** START OF Dataset rows **

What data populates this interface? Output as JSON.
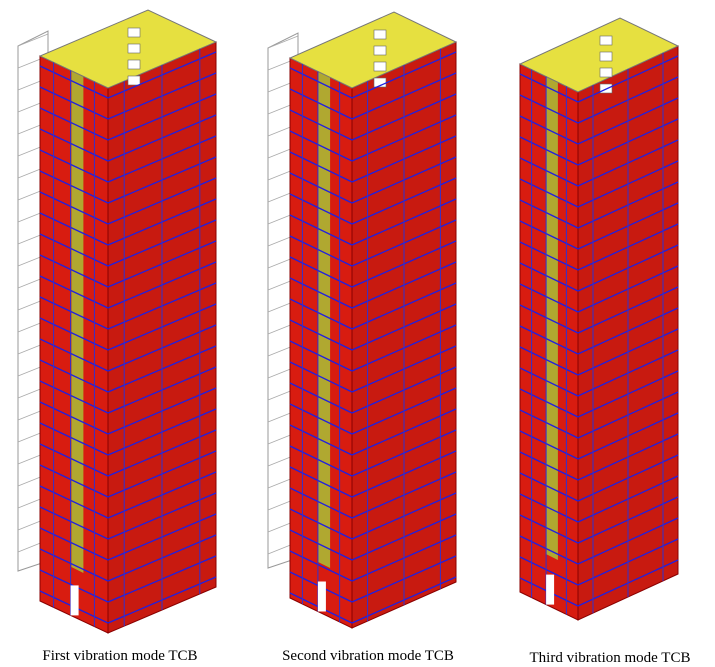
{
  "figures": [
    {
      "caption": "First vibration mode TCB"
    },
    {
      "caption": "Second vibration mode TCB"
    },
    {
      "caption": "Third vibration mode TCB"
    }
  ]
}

** END OF Dataset rows **

Prompt » Write out the material above again, word for word, minus its pictures.

Correct answer »
What data populates this interface? Output as JSON.
{
  "figures": [
    {
      "caption": "First vibration mode TCB"
    },
    {
      "caption": "Second vibration mode TCB"
    },
    {
      "caption": "Third vibration mode TCB"
    }
  ]
}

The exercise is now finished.